§ Written instruction: Lines containing the string "Julie" are to be counted; report the number and nothing more.

++++ Extracted information ++++

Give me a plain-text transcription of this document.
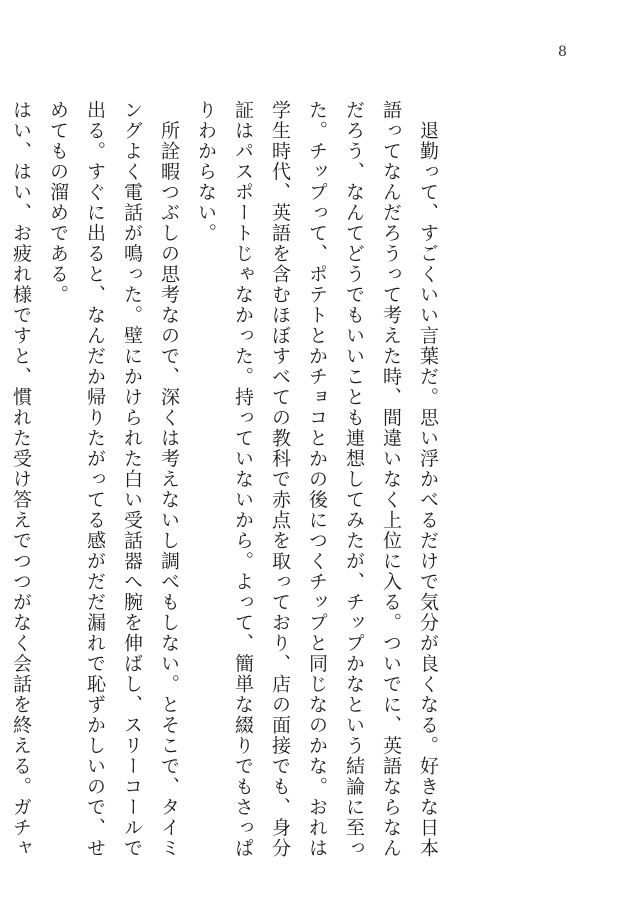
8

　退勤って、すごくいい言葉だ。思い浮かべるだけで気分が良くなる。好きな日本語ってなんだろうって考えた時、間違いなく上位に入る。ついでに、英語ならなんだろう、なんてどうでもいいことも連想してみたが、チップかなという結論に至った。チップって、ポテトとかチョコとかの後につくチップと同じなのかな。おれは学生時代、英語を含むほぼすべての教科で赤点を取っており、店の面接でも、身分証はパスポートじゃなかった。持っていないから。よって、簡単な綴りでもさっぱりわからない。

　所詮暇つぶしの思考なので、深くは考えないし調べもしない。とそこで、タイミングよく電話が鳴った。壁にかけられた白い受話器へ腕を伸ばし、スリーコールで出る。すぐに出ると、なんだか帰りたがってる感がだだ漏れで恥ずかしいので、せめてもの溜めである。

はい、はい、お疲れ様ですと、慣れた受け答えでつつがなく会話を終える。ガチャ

++++
++++ Extracted information ++++

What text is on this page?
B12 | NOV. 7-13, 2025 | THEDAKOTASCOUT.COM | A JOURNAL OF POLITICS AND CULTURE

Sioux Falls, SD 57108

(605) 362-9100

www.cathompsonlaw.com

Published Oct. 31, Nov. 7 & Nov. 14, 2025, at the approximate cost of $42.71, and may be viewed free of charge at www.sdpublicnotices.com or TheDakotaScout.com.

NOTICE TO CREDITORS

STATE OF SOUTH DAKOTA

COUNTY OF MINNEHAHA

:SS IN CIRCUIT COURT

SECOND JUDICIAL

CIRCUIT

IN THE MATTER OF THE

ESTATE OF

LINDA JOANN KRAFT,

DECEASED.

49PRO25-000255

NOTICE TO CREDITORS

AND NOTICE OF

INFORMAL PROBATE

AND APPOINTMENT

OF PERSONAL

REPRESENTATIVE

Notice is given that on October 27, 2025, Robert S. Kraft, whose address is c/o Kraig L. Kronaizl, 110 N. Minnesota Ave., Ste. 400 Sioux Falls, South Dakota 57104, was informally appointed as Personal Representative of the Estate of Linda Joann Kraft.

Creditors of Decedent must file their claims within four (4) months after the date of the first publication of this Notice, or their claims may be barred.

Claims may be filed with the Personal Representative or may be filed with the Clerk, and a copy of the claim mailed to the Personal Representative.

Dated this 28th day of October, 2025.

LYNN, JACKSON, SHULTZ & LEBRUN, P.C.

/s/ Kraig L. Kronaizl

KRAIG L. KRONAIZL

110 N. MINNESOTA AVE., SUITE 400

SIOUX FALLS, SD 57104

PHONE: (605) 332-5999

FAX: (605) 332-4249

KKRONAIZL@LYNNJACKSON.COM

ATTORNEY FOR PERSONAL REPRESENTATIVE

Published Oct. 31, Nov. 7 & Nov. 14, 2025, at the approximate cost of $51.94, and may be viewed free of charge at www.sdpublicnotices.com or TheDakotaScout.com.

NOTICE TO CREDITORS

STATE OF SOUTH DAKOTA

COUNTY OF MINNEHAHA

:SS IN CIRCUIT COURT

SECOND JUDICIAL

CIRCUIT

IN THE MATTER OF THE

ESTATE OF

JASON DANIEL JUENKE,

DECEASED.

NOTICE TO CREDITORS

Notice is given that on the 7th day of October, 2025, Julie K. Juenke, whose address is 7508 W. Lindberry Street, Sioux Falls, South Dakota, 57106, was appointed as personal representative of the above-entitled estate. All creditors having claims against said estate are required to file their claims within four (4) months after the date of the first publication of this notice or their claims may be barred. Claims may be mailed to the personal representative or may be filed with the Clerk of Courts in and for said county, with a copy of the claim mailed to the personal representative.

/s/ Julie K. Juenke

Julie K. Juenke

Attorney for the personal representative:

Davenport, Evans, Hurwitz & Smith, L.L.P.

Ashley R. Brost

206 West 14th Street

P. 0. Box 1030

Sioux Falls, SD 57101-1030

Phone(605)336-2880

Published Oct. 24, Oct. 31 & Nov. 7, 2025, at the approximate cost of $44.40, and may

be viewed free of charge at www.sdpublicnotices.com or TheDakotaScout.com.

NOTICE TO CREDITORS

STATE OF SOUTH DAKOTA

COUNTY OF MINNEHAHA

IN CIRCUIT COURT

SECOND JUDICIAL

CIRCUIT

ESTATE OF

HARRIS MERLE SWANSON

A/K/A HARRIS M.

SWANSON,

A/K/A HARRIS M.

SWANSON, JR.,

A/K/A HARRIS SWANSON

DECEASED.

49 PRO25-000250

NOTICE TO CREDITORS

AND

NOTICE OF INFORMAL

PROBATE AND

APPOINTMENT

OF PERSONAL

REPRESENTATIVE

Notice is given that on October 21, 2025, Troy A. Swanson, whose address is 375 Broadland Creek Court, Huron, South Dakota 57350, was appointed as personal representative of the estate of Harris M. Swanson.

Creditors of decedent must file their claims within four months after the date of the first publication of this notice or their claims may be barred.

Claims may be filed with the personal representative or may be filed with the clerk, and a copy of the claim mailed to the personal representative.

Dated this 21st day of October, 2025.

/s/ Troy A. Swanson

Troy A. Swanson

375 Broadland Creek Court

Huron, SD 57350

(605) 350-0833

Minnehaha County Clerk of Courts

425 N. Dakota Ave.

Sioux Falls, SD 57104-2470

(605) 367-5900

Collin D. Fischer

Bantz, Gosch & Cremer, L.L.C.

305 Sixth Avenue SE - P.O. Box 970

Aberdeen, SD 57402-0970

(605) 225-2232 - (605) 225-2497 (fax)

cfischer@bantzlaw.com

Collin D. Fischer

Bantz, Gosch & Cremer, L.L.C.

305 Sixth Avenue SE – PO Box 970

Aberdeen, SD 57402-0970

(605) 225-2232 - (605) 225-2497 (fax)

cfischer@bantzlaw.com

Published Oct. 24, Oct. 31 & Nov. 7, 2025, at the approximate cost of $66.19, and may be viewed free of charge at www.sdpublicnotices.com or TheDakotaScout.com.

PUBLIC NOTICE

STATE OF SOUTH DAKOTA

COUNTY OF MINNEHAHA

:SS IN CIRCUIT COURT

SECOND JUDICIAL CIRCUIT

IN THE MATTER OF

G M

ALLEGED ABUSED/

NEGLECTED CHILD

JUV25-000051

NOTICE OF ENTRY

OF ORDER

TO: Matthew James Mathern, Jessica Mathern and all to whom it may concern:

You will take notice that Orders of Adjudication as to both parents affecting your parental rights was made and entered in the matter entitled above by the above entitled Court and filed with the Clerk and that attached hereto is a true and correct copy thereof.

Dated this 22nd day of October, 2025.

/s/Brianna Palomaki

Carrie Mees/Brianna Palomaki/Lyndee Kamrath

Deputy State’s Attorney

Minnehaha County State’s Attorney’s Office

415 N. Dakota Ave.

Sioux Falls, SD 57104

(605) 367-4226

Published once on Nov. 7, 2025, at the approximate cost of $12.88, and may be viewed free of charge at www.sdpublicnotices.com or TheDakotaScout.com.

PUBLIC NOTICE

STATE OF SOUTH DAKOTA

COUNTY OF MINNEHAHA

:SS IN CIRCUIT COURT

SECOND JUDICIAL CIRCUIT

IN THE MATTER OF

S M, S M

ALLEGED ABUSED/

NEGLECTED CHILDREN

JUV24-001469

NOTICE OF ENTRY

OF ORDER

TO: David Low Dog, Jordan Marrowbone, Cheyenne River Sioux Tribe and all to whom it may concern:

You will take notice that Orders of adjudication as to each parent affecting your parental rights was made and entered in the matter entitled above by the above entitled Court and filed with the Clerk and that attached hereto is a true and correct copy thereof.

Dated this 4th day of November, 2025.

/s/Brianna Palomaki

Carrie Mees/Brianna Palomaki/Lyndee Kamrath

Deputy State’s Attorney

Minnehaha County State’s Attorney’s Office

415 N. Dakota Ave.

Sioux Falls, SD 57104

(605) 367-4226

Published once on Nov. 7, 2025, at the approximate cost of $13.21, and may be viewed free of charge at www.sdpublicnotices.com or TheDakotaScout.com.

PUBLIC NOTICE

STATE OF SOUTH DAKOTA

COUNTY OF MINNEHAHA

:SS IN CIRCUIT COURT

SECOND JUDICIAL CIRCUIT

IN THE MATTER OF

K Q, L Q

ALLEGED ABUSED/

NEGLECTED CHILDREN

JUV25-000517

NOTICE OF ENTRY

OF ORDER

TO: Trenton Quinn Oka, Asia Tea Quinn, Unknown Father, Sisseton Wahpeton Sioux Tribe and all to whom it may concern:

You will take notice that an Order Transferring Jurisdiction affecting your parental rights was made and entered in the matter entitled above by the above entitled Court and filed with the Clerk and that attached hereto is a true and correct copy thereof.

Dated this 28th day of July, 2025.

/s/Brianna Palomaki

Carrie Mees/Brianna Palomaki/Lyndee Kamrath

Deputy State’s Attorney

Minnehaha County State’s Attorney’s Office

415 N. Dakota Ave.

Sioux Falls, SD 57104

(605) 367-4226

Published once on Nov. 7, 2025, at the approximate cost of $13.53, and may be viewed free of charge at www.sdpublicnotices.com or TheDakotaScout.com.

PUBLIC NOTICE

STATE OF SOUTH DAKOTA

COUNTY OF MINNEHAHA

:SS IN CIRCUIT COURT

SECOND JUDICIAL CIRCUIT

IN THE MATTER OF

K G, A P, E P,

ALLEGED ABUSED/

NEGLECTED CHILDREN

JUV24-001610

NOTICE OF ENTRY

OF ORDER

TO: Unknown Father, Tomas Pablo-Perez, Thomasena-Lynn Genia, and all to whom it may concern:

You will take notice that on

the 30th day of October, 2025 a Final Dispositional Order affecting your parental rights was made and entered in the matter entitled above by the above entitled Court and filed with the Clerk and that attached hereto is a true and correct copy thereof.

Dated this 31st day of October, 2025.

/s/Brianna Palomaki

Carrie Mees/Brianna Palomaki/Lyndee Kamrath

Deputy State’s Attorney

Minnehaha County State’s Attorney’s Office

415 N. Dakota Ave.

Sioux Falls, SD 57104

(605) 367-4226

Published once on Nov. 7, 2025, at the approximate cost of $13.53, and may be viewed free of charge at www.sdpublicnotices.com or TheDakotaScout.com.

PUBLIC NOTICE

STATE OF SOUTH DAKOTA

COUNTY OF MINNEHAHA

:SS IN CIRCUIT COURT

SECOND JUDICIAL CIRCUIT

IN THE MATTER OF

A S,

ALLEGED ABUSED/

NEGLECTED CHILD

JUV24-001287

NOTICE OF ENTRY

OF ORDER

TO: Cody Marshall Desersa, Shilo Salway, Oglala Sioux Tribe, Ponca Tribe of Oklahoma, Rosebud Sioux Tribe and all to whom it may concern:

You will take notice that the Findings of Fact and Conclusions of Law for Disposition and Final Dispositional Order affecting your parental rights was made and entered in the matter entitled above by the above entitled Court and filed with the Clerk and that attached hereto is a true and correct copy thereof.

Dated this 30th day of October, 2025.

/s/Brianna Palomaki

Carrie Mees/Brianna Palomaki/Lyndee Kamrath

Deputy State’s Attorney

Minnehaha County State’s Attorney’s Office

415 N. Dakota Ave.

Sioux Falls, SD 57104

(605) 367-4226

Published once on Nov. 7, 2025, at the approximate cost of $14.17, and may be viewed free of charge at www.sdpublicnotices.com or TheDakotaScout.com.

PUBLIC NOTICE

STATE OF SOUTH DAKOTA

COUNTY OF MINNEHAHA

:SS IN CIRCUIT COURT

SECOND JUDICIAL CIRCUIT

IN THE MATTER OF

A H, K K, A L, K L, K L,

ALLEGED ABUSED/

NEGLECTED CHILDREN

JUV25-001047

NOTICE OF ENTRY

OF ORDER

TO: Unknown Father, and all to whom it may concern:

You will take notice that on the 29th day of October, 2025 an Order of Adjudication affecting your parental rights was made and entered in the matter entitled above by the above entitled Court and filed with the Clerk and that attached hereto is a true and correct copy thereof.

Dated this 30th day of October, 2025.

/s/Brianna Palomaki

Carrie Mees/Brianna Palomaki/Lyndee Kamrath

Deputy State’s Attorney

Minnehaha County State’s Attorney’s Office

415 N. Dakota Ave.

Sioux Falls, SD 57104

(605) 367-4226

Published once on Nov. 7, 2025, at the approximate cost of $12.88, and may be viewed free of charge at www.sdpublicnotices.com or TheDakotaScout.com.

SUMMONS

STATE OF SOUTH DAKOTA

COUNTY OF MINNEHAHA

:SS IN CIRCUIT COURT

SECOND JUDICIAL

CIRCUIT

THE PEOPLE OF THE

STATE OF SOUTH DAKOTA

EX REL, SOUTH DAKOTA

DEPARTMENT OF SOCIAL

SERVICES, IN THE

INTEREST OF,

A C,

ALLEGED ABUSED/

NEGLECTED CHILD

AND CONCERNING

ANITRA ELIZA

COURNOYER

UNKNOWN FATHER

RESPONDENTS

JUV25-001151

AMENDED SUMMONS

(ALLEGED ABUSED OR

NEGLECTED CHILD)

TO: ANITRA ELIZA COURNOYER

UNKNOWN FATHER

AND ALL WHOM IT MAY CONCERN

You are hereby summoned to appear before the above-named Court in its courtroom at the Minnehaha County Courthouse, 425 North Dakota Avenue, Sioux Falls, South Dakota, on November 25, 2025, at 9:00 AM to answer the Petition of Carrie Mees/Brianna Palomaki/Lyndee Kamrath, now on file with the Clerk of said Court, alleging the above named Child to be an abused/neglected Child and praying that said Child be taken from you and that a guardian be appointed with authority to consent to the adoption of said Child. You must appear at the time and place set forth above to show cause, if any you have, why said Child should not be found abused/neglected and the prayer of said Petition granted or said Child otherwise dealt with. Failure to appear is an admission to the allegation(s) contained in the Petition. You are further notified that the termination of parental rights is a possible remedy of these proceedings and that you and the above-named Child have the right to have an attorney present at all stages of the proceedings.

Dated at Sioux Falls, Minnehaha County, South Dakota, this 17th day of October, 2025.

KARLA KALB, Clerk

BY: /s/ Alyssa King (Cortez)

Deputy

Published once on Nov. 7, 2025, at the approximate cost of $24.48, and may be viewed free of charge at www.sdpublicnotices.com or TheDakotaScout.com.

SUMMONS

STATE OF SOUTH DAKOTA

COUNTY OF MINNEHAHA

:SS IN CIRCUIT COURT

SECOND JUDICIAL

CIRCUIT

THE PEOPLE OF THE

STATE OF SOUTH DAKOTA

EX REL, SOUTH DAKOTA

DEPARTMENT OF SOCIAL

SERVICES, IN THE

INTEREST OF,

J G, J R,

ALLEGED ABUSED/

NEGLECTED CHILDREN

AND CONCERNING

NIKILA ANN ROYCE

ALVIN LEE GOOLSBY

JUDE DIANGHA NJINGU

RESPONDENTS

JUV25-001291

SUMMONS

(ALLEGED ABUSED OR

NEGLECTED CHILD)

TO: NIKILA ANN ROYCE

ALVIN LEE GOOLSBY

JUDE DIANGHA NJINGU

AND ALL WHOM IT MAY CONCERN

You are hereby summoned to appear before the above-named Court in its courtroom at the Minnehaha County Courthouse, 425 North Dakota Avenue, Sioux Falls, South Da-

++++
++++ Extracted information ++++

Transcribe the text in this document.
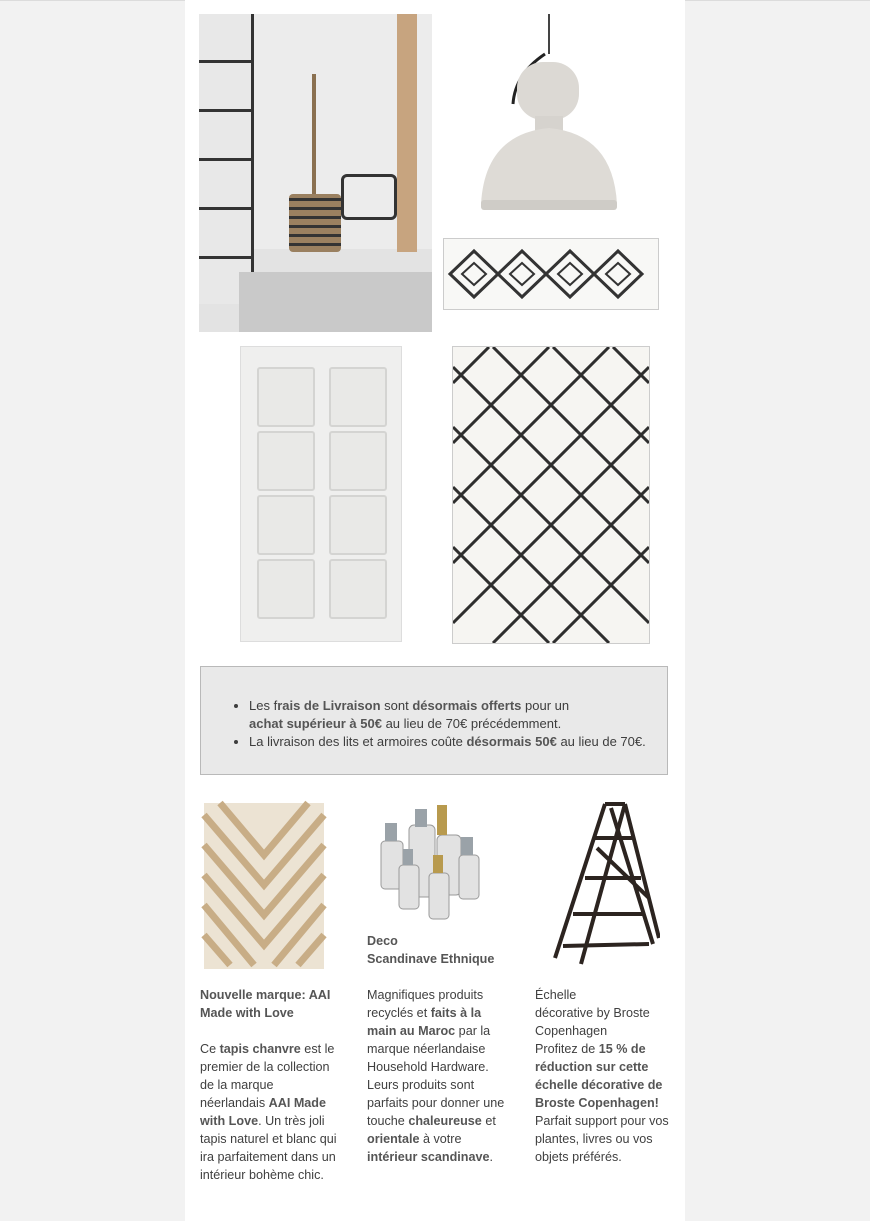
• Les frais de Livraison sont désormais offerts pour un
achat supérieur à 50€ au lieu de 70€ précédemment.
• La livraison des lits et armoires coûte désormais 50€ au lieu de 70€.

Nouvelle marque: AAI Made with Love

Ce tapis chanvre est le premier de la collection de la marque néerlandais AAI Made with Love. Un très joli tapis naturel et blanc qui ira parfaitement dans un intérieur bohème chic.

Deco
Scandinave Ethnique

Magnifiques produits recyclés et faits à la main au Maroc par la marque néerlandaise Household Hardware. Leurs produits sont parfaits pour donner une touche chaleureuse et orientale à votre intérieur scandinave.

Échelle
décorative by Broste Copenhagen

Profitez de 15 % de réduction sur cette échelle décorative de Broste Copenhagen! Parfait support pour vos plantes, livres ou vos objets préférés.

++++

§ Task solution: 3